***** Reading text

University CIOs Discuss MOOCs at Purdue Extended Campus Panel

coursera logoTop tech leaders from over 40 U.S. universities and colleges recently converged on San Diego to discuss the future of new media in higher education. A key panel featured CIOs from Amherst College, Wesleyan University and Rollins College—schools that have confronted a controversial new movement known as MOOCs, or Massive Online Open Courses.

MOOC platforms, like Coursera and Udacity, have earned praise and scorn alike for sharing college coursework with the public, free of charge.

The Purdue Extended Campus Panel brought the CIOs together to discuss their schools’ divergent reactions to the prospect of making classroom content open-source. While Amherst’s faculty recently rejected the idea, Wesleyan has embraced its new partners. The panelist from Rollins, Patricia Schoknecht, said her college saw both opportunities and risk, and ultimately decided to develop its own MOOC-like API.

“Massive” courseware is controversial partly because it provides for free the very product colleges and universities sell for thousands of dollars. But MOOC proponents suggest schools unable to adapt to the democratizing forces of the Internet could face the ultimate revenue-killer—irrelevance—while more forward-thinking institutions reinvent higher education from the ground up.

**********
***** Given entries

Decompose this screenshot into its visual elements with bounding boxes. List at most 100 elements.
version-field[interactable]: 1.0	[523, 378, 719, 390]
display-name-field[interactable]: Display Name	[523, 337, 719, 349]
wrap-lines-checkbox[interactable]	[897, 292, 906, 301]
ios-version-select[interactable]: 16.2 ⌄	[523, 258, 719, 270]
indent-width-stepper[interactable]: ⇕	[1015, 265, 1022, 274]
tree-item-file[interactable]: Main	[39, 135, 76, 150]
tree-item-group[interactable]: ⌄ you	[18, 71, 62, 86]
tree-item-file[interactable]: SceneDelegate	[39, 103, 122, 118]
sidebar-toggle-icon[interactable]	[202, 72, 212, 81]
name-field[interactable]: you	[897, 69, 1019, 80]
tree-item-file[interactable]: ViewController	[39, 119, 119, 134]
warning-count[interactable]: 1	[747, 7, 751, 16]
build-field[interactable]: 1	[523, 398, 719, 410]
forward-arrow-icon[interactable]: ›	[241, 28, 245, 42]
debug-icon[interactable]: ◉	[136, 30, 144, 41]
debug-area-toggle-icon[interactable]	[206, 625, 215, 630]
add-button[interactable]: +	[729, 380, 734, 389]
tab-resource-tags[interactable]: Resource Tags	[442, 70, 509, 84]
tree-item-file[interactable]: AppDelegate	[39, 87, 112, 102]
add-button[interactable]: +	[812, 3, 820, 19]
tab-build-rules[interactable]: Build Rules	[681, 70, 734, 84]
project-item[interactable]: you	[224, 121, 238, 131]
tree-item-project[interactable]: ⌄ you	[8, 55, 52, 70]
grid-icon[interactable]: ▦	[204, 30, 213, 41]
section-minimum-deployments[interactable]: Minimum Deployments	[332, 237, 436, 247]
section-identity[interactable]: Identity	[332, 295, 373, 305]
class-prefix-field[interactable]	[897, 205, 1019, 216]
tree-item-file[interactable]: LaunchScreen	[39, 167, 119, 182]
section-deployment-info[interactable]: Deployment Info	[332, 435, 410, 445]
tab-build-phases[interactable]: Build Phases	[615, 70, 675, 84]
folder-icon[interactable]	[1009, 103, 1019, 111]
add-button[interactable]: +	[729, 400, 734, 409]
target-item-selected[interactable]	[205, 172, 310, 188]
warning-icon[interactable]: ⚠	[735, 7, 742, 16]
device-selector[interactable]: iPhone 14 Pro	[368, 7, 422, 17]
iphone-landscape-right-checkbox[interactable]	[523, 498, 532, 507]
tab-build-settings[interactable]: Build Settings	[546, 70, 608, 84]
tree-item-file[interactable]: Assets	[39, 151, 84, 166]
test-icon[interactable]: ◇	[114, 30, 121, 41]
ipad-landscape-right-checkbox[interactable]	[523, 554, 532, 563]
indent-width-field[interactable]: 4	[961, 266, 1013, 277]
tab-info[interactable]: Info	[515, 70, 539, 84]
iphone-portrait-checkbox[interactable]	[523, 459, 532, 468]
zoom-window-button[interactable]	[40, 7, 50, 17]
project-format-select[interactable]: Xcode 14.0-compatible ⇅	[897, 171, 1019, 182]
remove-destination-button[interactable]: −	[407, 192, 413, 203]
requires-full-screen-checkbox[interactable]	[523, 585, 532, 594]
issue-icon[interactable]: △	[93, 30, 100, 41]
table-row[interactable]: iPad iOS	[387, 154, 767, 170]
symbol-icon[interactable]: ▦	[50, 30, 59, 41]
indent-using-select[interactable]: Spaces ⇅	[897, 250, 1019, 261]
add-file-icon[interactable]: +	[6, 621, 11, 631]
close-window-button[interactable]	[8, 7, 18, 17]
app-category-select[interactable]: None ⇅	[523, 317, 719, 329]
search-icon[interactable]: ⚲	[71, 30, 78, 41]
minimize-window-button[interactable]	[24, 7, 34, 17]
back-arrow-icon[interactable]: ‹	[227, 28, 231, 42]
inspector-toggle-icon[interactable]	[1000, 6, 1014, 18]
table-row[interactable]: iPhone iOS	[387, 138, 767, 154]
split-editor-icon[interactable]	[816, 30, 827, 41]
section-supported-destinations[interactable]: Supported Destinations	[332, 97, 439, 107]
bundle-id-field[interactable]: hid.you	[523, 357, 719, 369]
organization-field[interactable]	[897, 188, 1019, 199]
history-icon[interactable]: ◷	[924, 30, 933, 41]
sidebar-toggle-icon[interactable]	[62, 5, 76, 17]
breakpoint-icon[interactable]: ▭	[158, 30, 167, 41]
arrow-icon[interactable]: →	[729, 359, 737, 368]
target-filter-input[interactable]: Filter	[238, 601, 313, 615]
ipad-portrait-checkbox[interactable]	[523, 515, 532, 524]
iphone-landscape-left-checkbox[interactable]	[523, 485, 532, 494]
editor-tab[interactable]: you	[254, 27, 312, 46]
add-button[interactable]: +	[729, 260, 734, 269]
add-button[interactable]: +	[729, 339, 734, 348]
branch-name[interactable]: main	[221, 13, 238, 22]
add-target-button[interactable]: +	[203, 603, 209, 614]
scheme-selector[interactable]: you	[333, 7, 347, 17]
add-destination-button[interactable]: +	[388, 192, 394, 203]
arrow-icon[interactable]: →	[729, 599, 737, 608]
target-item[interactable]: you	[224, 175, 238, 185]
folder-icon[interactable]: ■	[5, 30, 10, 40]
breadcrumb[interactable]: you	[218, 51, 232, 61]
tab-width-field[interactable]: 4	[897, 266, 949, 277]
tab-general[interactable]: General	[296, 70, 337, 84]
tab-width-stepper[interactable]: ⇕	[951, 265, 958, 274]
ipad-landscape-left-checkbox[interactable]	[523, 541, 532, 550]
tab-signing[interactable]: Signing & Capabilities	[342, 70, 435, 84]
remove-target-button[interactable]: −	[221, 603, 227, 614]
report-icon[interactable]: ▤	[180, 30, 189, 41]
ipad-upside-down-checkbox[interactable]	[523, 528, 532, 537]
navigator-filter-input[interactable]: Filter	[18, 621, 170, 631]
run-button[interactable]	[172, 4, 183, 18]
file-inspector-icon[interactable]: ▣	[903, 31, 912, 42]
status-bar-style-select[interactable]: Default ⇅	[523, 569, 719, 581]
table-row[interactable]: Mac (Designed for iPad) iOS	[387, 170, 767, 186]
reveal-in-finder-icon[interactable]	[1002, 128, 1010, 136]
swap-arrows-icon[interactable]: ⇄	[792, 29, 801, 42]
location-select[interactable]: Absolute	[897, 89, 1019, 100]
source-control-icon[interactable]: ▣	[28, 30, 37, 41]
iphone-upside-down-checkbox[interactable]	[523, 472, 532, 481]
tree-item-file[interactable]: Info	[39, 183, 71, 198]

**********

▸ Tasks to complete:
A. In the article on the Purdue Extended Campus Panel, what did Rollins College ultimately decide to do about MOOCs?
B. Reproduce the article on the Purdue Extended Campus Panel between "coursera logoTop tech" and "free of charge.", inclusive.
C. List the schools whose CIOs sat on the key panel described in the article on the Purdue Extended Campus Panel.

▸ Results of the tasks:
A. Rollins College decided to develop its own MOOC-like API.

B.
coursera logoTop tech leaders from over 40 U.S. universities and colleges recently converged on San Diego to discuss the future of new media in higher education. A key panel featured CIOs from Amherst College, Wesleyan University and Rollins College—schools that have confronted a controversial new movement known as MOOCs, or Massive Online Open Courses.

MOOC platforms, like Coursera and Udacity, have earned praise and scorn alike for sharing college coursework with the public, free of charge.

C. Amherst College, Wesleyan University, Rollins College